- _SOURCE DATA_
▼

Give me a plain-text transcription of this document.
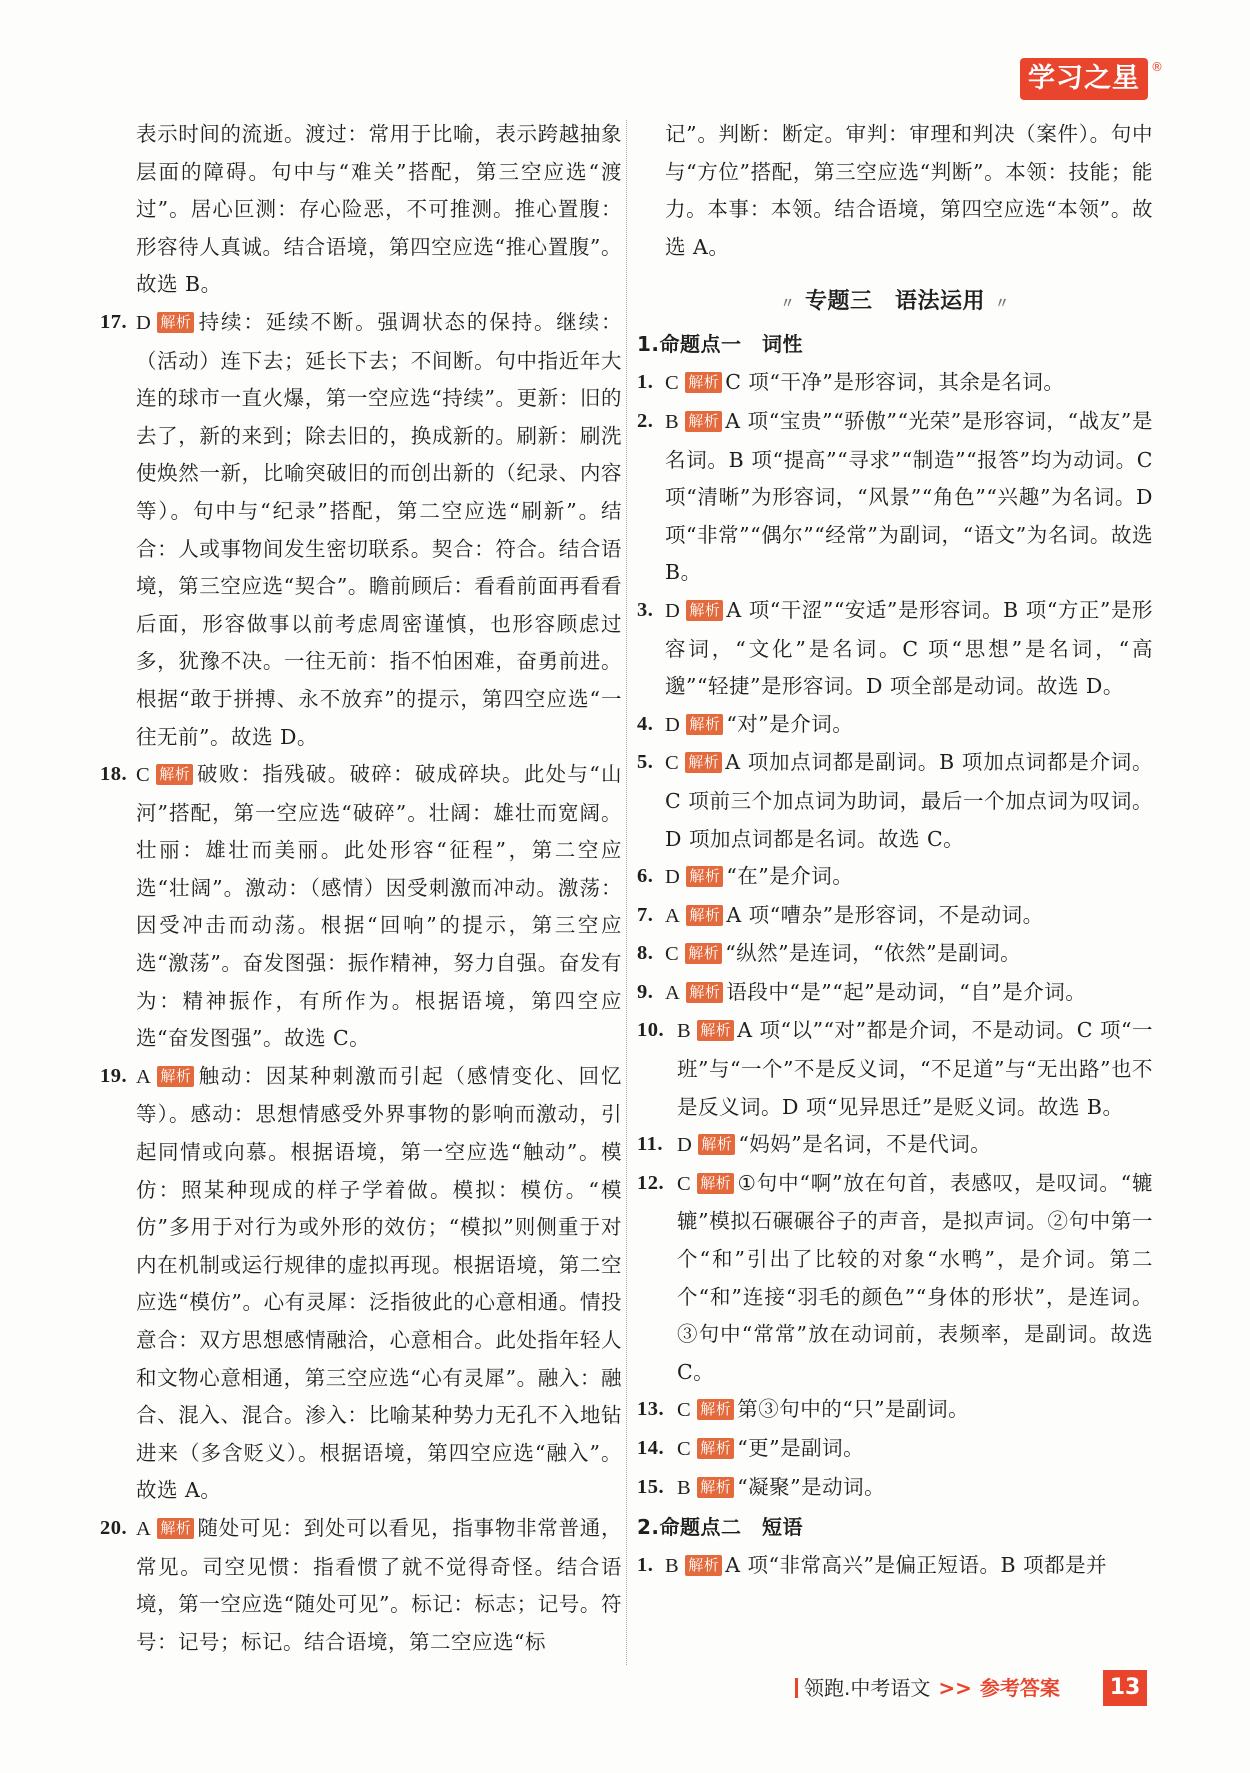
学习之星 ®
表示时间的流逝。渡过：常用于比喻，表示跨越抽象层面的障碍。句中与“难关”搭配，第三空应选“渡过”。居心叵测：存心险恶，不可推测。推心置腹：形容待人真诚。结合语境，第四空应选“推心置腹”。故选 B。
17. D 解析 持续：延续不断。强调状态的保持。继续：（活动）连下去；延长下去；不间断。句中指近年大连的球市一直火爆，第一空应选“持续”。更新：旧的去了，新的来到；除去旧的，换成新的。刷新：刷洗使焕然一新，比喻突破旧的而创出新的（纪录、内容等）。句中与“纪录”搭配，第二空应选“刷新”。结合：人或事物间发生密切联系。契合：符合。结合语境，第三空应选“契合”。瞻前顾后：看看前面再看看后面，形容做事以前考虑周密谨慎，也形容顾虑过多，犹豫不决。一往无前：指不怕困难，奋勇前进。根据“敢于拼搏、永不放弃”的提示，第四空应选“一往无前”。故选 D。
18. C 解析 破败：指残破。破碎：破成碎块。此处与“山河”搭配，第一空应选“破碎”。壮阔：雄壮而宽阔。壮丽：雄壮而美丽。此处形容“征程”，第二空应选“壮阔”。激动：（感情）因受刺激而冲动。激荡：因受冲击而动荡。根据“回响”的提示，第三空应选“激荡”。奋发图强：振作精神，努力自强。奋发有为：精神振作，有所作为。根据语境，第四空应选“奋发图强”。故选 C。
19. A 解析 触动：因某种刺激而引起（感情变化、回忆等）。感动：思想情感受外界事物的影响而激动，引起同情或向慕。根据语境，第一空应选“触动”。模仿：照某种现成的样子学着做。模拟：模仿。“模仿”多用于对行为或外形的效仿；“模拟”则侧重于对内在机制或运行规律的虚拟再现。根据语境，第二空应选“模仿”。心有灵犀：泛指彼此的心意相通。情投意合：双方思想感情融洽，心意相合。此处指年轻人和文物心意相通，第三空应选“心有灵犀”。融入：融合、混入、混合。渗入：比喻某种势力无孔不入地钻进来（多含贬义）。根据语境，第四空应选“融入”。故选 A。
20. A 解析 随处可见：到处可以看见，指事物非常普通，常见。司空见惯：指看惯了就不觉得奇怪。结合语境，第一空应选“随处可见”。标记：标志；记号。符号：记号；标记。结合语境，第二空应选“标
记”。判断：断定。审判：审理和判决（案件）。句中与“方位”搭配，第三空应选“判断”。本领：技能；能力。本事：本领。结合语境，第四空应选“本领”。故选 A。
〃 专题三　语法运用 〃
1.命题点一　词性
1. C 解析 C 项“干净”是形容词，其余是名词。
2. B 解析 A 项“宝贵”“骄傲”“光荣”是形容词，“战友”是名词。B 项“提高”“寻求”“制造”“报答”均为动词。C 项“清晰”为形容词，“风景”“角色”“兴趣”为名词。D 项“非常”“偶尔”“经常”为副词，“语文”为名词。故选 B。
3. D 解析 A 项“干涩”“安适”是形容词。B 项“方正”是形容词，“文化”是名词。C 项“思想”是名词，“高邈”“轻捷”是形容词。D 项全部是动词。故选 D。
4. D 解析 “对”是介词。
5. C 解析 A 项加点词都是副词。B 项加点词都是介词。C 项前三个加点词为助词，最后一个加点词为叹词。D 项加点词都是名词。故选 C。
6. D 解析 “在”是介词。
7. A 解析 A 项“嘈杂”是形容词，不是动词。
8. C 解析 “纵然”是连词，“依然”是副词。
9. A 解析 语段中“是”“起”是动词，“自”是介词。
10. B 解析 A 项“以”“对”都是介词，不是动词。C 项“一班”与“一个”不是反义词，“不足道”与“无出路”也不是反义词。D 项“见异思迁”是贬义词。故选 B。
11. D 解析 “妈妈”是名词，不是代词。
12. C 解析 ①句中“啊”放在句首，表感叹，是叹词。“辘辘”模拟石碾碾谷子的声音，是拟声词。②句中第一个“和”引出了比较的对象“水鸭”，是介词。第二个“和”连接“羽毛的颜色”“身体的形状”，是连词。③句中“常常”放在动词前，表频率，是副词。故选 C。
13. C 解析 第③句中的“只”是副词。
14. C 解析 “更”是副词。
15. B 解析 “凝聚”是动词。
2.命题点二　短语
1. B 解析 A 项“非常高兴”是偏正短语。B 项都是并
领跑.中考语文 >> 参考答案	13
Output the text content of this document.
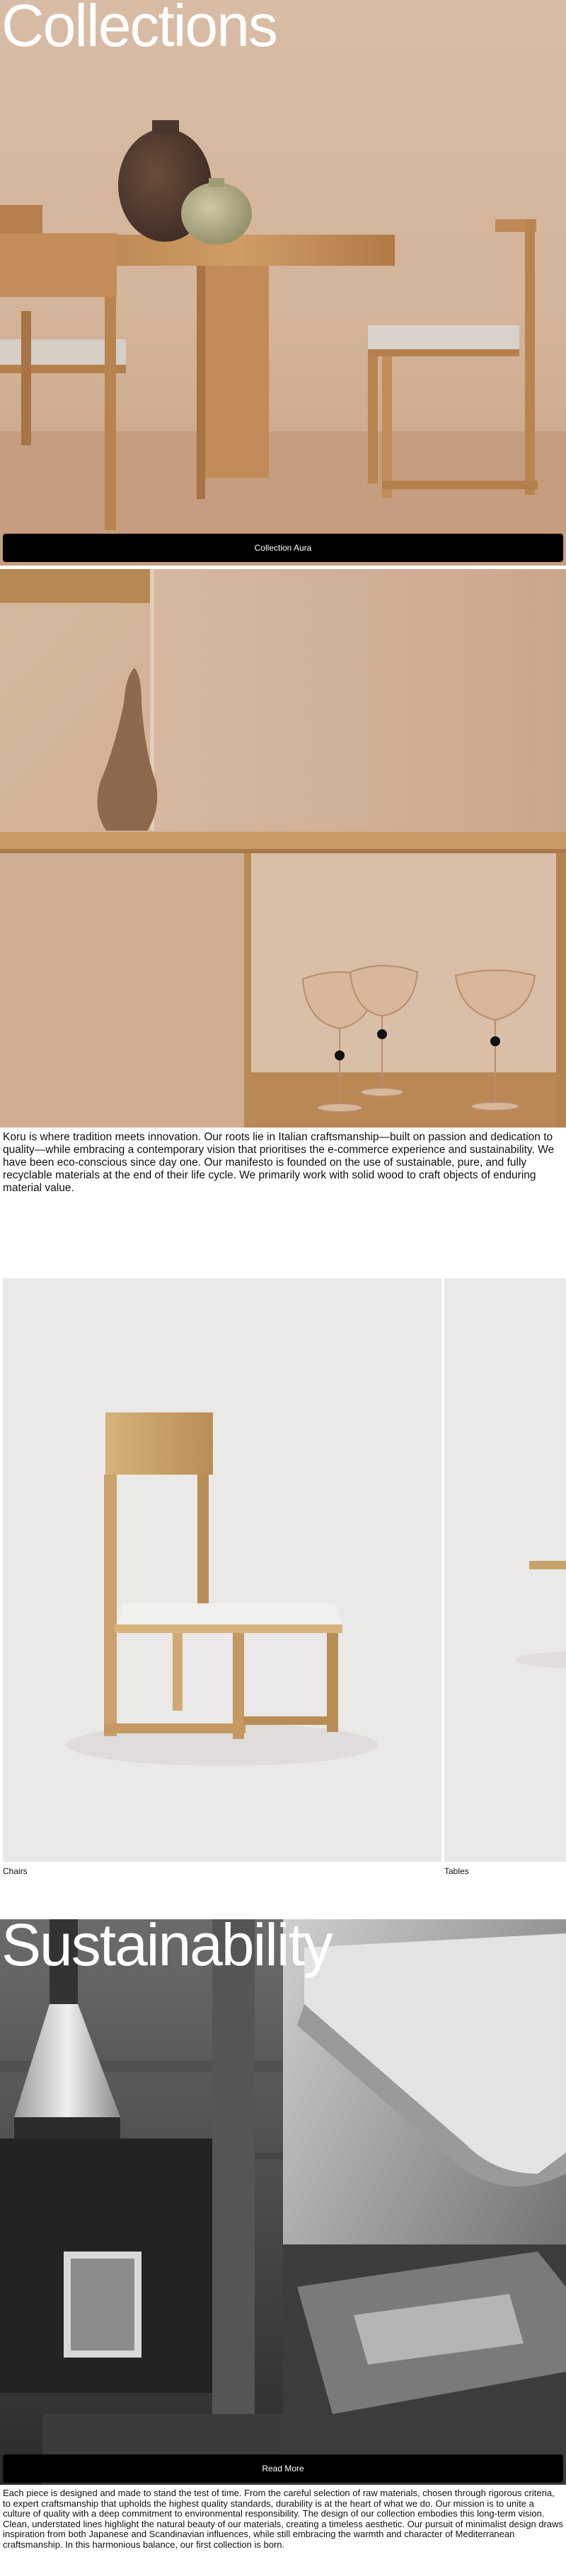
Collections
Collection Aura

Koru is where tradition meets innovation. Our roots lie in Italian craftsmanship—built on passion and dedication to quality—while embracing a contemporary vision that prioritises the e-commerce experience and sustainability. We have been eco-conscious since day one. Our manifesto is founded on the use of sustainable, pure, and fully recyclable materials at the end of their life cycle. We primarily work with solid wood to craft objects of enduring material value.

Chairs	Tables
Sustainability
Read More

Each piece is designed and made to stand the test of time. From the careful selection of raw materials, chosen through rigorous criteria, to expert craftsmanship that upholds the highest quality standards, durability is at the heart of what we do. Our mission is to unite a culture of quality with a deep commitment to environmental responsibility. The design of our collection embodies this long-term vision. Clean, understated lines highlight the natural beauty of our materials, creating a timeless aesthetic. Our pursuit of minimalist design draws inspiration from both Japanese and Scandinavian influences, while still embracing the warmth and character of Mediterranean craftsmanship. In this harmonious balance, our first collection is born.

▲

Make an exact copy of the data, leaving its pictures out.

- _ANSWER FOR THIS EXERCISE_
Give me a plain-text transcription of this document.
学习之星 ®
表示时间的流逝。渡过：常用于比喻，表示跨越抽象层面的障碍。句中与“难关”搭配，第三空应选“渡过”。居心叵测：存心险恶，不可推测。推心置腹：形容待人真诚。结合语境，第四空应选“推心置腹”。故选 B。
17. D 解析 持续：延续不断。强调状态的保持。继续：（活动）连下去；延长下去；不间断。句中指近年大连的球市一直火爆，第一空应选“持续”。更新：旧的去了，新的来到；除去旧的，换成新的。刷新：刷洗使焕然一新，比喻突破旧的而创出新的（纪录、内容等）。句中与“纪录”搭配，第二空应选“刷新”。结合：人或事物间发生密切联系。契合：符合。结合语境，第三空应选“契合”。瞻前顾后：看看前面再看看后面，形容做事以前考虑周密谨慎，也形容顾虑过多，犹豫不决。一往无前：指不怕困难，奋勇前进。根据“敢于拼搏、永不放弃”的提示，第四空应选“一往无前”。故选 D。
18. C 解析 破败：指残破。破碎：破成碎块。此处与“山河”搭配，第一空应选“破碎”。壮阔：雄壮而宽阔。壮丽：雄壮而美丽。此处形容“征程”，第二空应选“壮阔”。激动：（感情）因受刺激而冲动。激荡：因受冲击而动荡。根据“回响”的提示，第三空应选“激荡”。奋发图强：振作精神，努力自强。奋发有为：精神振作，有所作为。根据语境，第四空应选“奋发图强”。故选 C。
19. A 解析 触动：因某种刺激而引起（感情变化、回忆等）。感动：思想情感受外界事物的影响而激动，引起同情或向慕。根据语境，第一空应选“触动”。模仿：照某种现成的样子学着做。模拟：模仿。“模仿”多用于对行为或外形的效仿；“模拟”则侧重于对内在机制或运行规律的虚拟再现。根据语境，第二空应选“模仿”。心有灵犀：泛指彼此的心意相通。情投意合：双方思想感情融洽，心意相合。此处指年轻人和文物心意相通，第三空应选“心有灵犀”。融入：融合、混入、混合。渗入：比喻某种势力无孔不入地钻进来（多含贬义）。根据语境，第四空应选“融入”。故选 A。
20. A 解析 随处可见：到处可以看见，指事物非常普通，常见。司空见惯：指看惯了就不觉得奇怪。结合语境，第一空应选“随处可见”。标记：标志；记号。符号：记号；标记。结合语境，第二空应选“标
记”。判断：断定。审判：审理和判决（案件）。句中与“方位”搭配，第三空应选“判断”。本领：技能；能力。本事：本领。结合语境，第四空应选“本领”。故选 A。
〃 专题三　语法运用 〃
1.命题点一　词性
1. C 解析 C 项“干净”是形容词，其余是名词。
2. B 解析 A 项“宝贵”“骄傲”“光荣”是形容词，“战友”是名词。B 项“提高”“寻求”“制造”“报答”均为动词。C 项“清晰”为形容词，“风景”“角色”“兴趣”为名词。D 项“非常”“偶尔”“经常”为副词，“语文”为名词。故选 B。
3. D 解析 A 项“干涩”“安适”是形容词。B 项“方正”是形容词，“文化”是名词。C 项“思想”是名词，“高邈”“轻捷”是形容词。D 项全部是动词。故选 D。
4. D 解析 “对”是介词。
5. C 解析 A 项加点词都是副词。B 项加点词都是介词。C 项前三个加点词为助词，最后一个加点词为叹词。D 项加点词都是名词。故选 C。
6. D 解析 “在”是介词。
7. A 解析 A 项“嘈杂”是形容词，不是动词。
8. C 解析 “纵然”是连词，“依然”是副词。
9. A 解析 语段中“是”“起”是动词，“自”是介词。
10. B 解析 A 项“以”“对”都是介词，不是动词。C 项“一班”与“一个”不是反义词，“不足道”与“无出路”也不是反义词。D 项“见异思迁”是贬义词。故选 B。
11. D 解析 “妈妈”是名词，不是代词。
12. C 解析 ①句中“啊”放在句首，表感叹，是叹词。“辘辘”模拟石碾碾谷子的声音，是拟声词。②句中第一个“和”引出了比较的对象“水鸭”，是介词。第二个“和”连接“羽毛的颜色”“身体的形状”，是连词。③句中“常常”放在动词前，表频率，是副词。故选 C。
13. C 解析 第③句中的“只”是副词。
14. C 解析 “更”是副词。
15. B 解析 “凝聚”是动词。
2.命题点二　短语
1. B 解析 A 项“非常高兴”是偏正短语。B 项都是并
领跑.中考语文 >> 参考答案	13
Output the text content of this document.
Collections
Collection Aura

Koru is where tradition meets innovation. Our roots lie in Italian craftsmanship—built on passion and dedication to quality—while embracing a contemporary vision that prioritises the e-commerce experience and sustainability. We have been eco-conscious since day one. Our manifesto is founded on the use of sustainable, pure, and fully recyclable materials at the end of their life cycle. We primarily work with solid wood to craft objects of enduring material value.

Chairs	Tables
Sustainability
Read More

Each piece is designed and made to stand the test of time. From the careful selection of raw materials, chosen through rigorous criteria, to expert craftsmanship that upholds the highest quality standards, durability is at the heart of what we do. Our mission is to unite a culture of quality with a deep commitment to environmental responsibility. The design of our collection embodies this long-term vision. Clean, understated lines highlight the natural beauty of our materials, creating a timeless aesthetic. Our pursuit of minimalist design draws inspiration from both Japanese and Scandinavian influences, while still embracing the warmth and character of Mediterranean craftsmanship. In this harmonious balance, our first collection is born.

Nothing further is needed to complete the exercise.